- **Directions for this task**:
Return all the entries exactly, keeping pictures out.

++++ Available records ++++

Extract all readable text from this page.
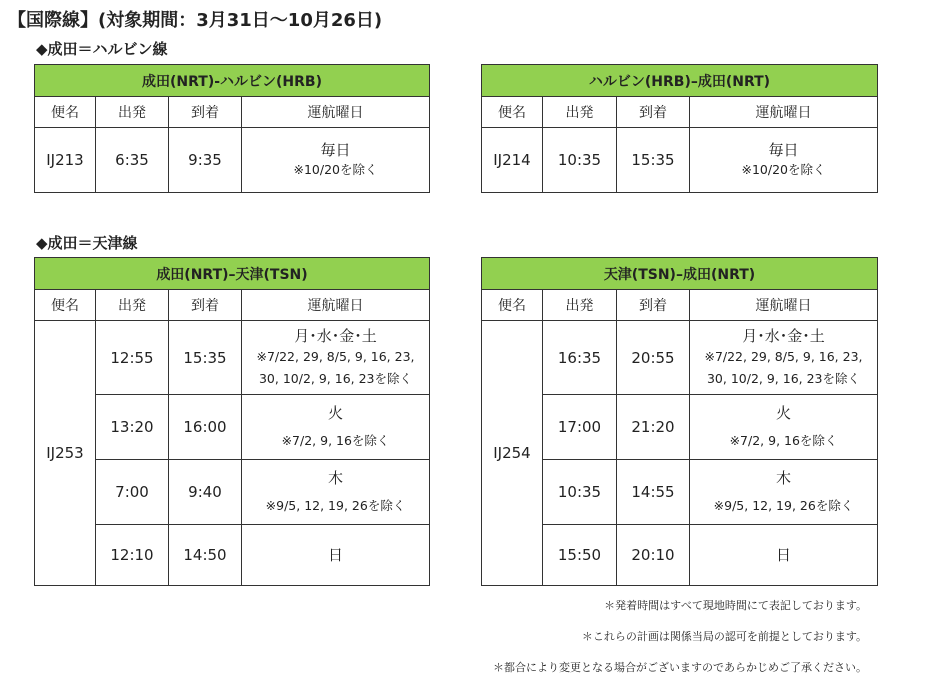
【国際線】(対象期間：3月31日～10月26日)
◆成田＝ハルビン線
成田(NRT)-ハルビン(HRB)			
便名	出発	到着	運航曜日
IJ213	6:35	9:35	毎日
※10/20を除く
ハルビン(HRB)–成田(NRT)			
便名	出発	到着	運航曜日
IJ214	10:35	15:35	毎日
※10/20を除く
◆成田＝天津線
成田(NRT)–天津(TSN)			
便名	出発	到着	運航曜日
IJ253	12:55	15:35	月･水･金･土
※7/22, 29, 8/5, 9, 16, 23,
30, 10/2, 9, 16, 23を除く

	13:20	16:00	火
※7/2, 9, 16を除く

	7:00	9:40	木
※9/5, 12, 19, 26を除く

	12:10	14:50	日
天津(TSN)–成田(NRT)			
便名	出発	到着	運航曜日
IJ254	16:35	20:55	月･水･金･土
※7/22, 29, 8/5, 9, 16, 23,
30, 10/2, 9, 16, 23を除く

	17:00	21:20	火
※7/2, 9, 16を除く

	10:35	14:55	木
※9/5, 12, 19, 26を除く

	15:50	20:10	日
＊発着時間はすべて現地時間にて表記しております。
＊これらの計画は関係当局の認可を前提としております。
＊都合により変更となる場合がございますのであらかじめご了承ください。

++++

- **The output**:
Extract all readable text from this page.
【国際線】(対象期間：3月31日～10月26日)
◆成田＝ハルビン線
成田(NRT)-ハルビン(HRB)			
便名	出発	到着	運航曜日
IJ213	6:35	9:35	毎日
※10/20を除く
ハルビン(HRB)–成田(NRT)			
便名	出発	到着	運航曜日
IJ214	10:35	15:35	毎日
※10/20を除く
◆成田＝天津線
成田(NRT)–天津(TSN)			
便名	出発	到着	運航曜日
IJ253	12:55	15:35	月･水･金･土
※7/22, 29, 8/5, 9, 16, 23,
30, 10/2, 9, 16, 23を除く

	13:20	16:00	火
※7/2, 9, 16を除く

	7:00	9:40	木
※9/5, 12, 19, 26を除く

	12:10	14:50	日
天津(TSN)–成田(NRT)			
便名	出発	到着	運航曜日
IJ254	16:35	20:55	月･水･金･土
※7/22, 29, 8/5, 9, 16, 23,
30, 10/2, 9, 16, 23を除く

	17:00	21:20	火
※7/2, 9, 16を除く

	10:35	14:55	木
※9/5, 12, 19, 26を除く

	15:50	20:10	日
＊発着時間はすべて現地時間にて表記しております。
＊これらの計画は関係当局の認可を前提としております。
＊都合により変更となる場合がございますのであらかじめご了承ください。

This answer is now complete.